§ **Required work**: List each line of the data that holds the string "LabVIEW", please.

[Start of The input]

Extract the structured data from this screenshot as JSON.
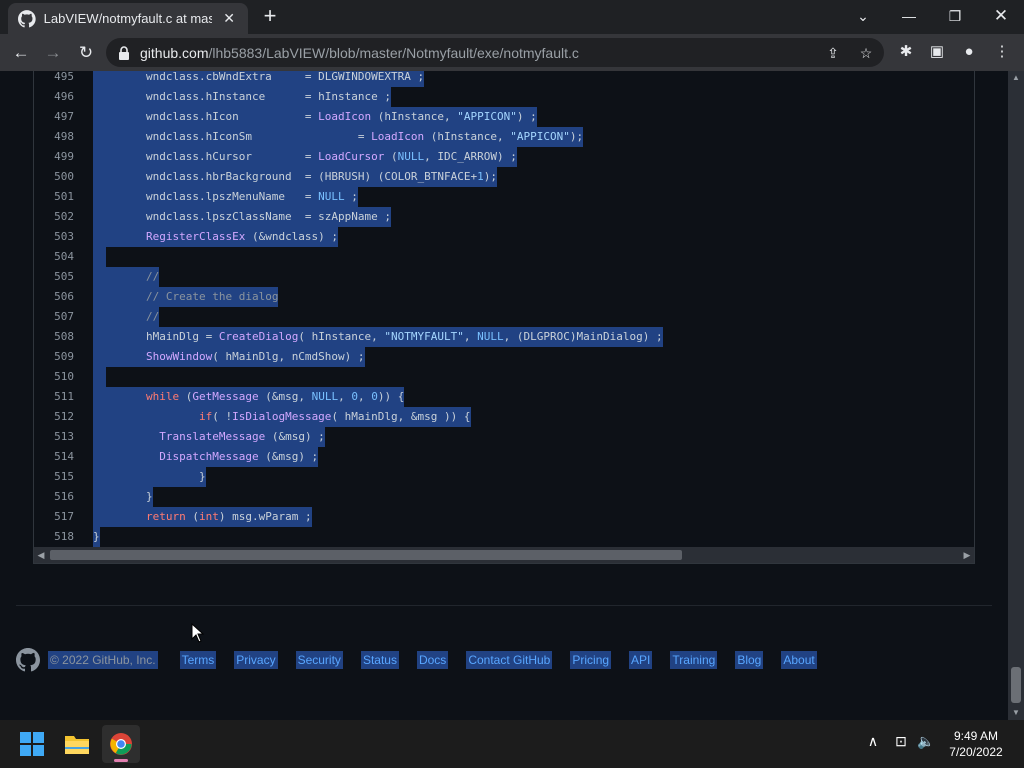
{
  "browser": {
    "tab_title": "LabVIEW/notmyfault.c at master",
    "tab_close": "✕",
    "new_tab": "+",
    "url_host": "github.com",
    "url_path": "/lhb5883/LabVIEW/blob/master/Notmyfault/exe/notmyfault.c"
  },
  "code": {
    "lines": [
      {
        "n": "495",
        "html": "        wndclass.cbWndExtra     = DLGWINDOWEXTRA ;"
      },
      {
        "n": "496",
        "html": "        wndclass.hInstance      = hInstance ;"
      },
      {
        "n": "497",
        "html": "        wndclass.hIcon          = <span class=\"fn\">LoadIcon</span> (hInstance, <span class=\"st\">\"APPICON\"</span>) ;"
      },
      {
        "n": "498",
        "html": "        wndclass.hIconSm                = <span class=\"fn\">LoadIcon</span> (hInstance, <span class=\"st\">\"APPICON\"</span>);"
      },
      {
        "n": "499",
        "html": "        wndclass.hCursor        = <span class=\"fn\">LoadCursor</span> (<span class=\"cn\">NULL</span>, IDC_ARROW) ;"
      },
      {
        "n": "500",
        "html": "        wndclass.hbrBackground  = (HBRUSH) (COLOR_BTNFACE+<span class=\"cn\">1</span>);"
      },
      {
        "n": "501",
        "html": "        wndclass.lpszMenuName   = <span class=\"cn\">NULL</span> ;"
      },
      {
        "n": "502",
        "html": "        wndclass.lpszClassName  = szAppName ;"
      },
      {
        "n": "503",
        "html": "        <span class=\"fn\">RegisterClassEx</span> (&amp;wndclass) ;"
      },
      {
        "n": "504",
        "html": "  "
      },
      {
        "n": "505",
        "html": "        <span class=\"cm\">//</span>"
      },
      {
        "n": "506",
        "html": "        <span class=\"cm\">// Create the dialog</span>"
      },
      {
        "n": "507",
        "html": "        <span class=\"cm\">//</span>"
      },
      {
        "n": "508",
        "html": "        hMainDlg = <span class=\"fn\">CreateDialog</span>( hInstance, <span class=\"st\">\"NOTMYFAULT\"</span>, <span class=\"cn\">NULL</span>, (DLGPROC)MainDialog) ;"
      },
      {
        "n": "509",
        "html": "        <span class=\"fn\">ShowWindow</span>( hMainDlg, nCmdShow) ;"
      },
      {
        "n": "510",
        "html": "  "
      },
      {
        "n": "511",
        "html": "        <span class=\"kw\">while</span> (<span class=\"fn\">GetMessage</span> (&amp;msg, <span class=\"cn\">NULL</span>, <span class=\"cn\">0</span>, <span class=\"cn\">0</span>)) {"
      },
      {
        "n": "512",
        "html": "                <span class=\"kw\">if</span>( !<span class=\"fn\">IsDialogMessage</span>( hMainDlg, &amp;msg )) {"
      },
      {
        "n": "513",
        "html": "          <span class=\"fn\">TranslateMessage</span> (&amp;msg) ;"
      },
      {
        "n": "514",
        "html": "          <span class=\"fn\">DispatchMessage</span> (&amp;msg) ;"
      },
      {
        "n": "515",
        "html": "                }"
      },
      {
        "n": "516",
        "html": "        }"
      },
      {
        "n": "517",
        "html": "        <span class=\"kw\">return</span> (<span class=\"kw\">int</span>) msg.wParam ;"
      },
      {
        "n": "518",
        "html": "}"
      }
    ]
  },
  "footer": {
    "copyright": "© 2022 GitHub, Inc.",
    "links": [
      "Terms",
      "Privacy",
      "Security",
      "Status",
      "Docs",
      "Contact GitHub",
      "Pricing",
      "API",
      "Training",
      "Blog",
      "About"
    ]
  },
  "taskbar": {
    "time": "9:49 AM",
    "date": "7/20/2022"
  },
  "colors": {
    "page_bg": "#0d1117",
    "selection": "#214283",
    "link": "#58a6ff",
    "chrome_tab": "#35363a",
    "chrome_frame": "#1f2124"
  }
}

[End of The input]

§ **Finished task**:
    "tab_title": "LabVIEW/notmyfault.c at master",
    "url_path": "/lhb5883/LabVIEW/blob/master/Notmyfault/exe/notmyfault.c"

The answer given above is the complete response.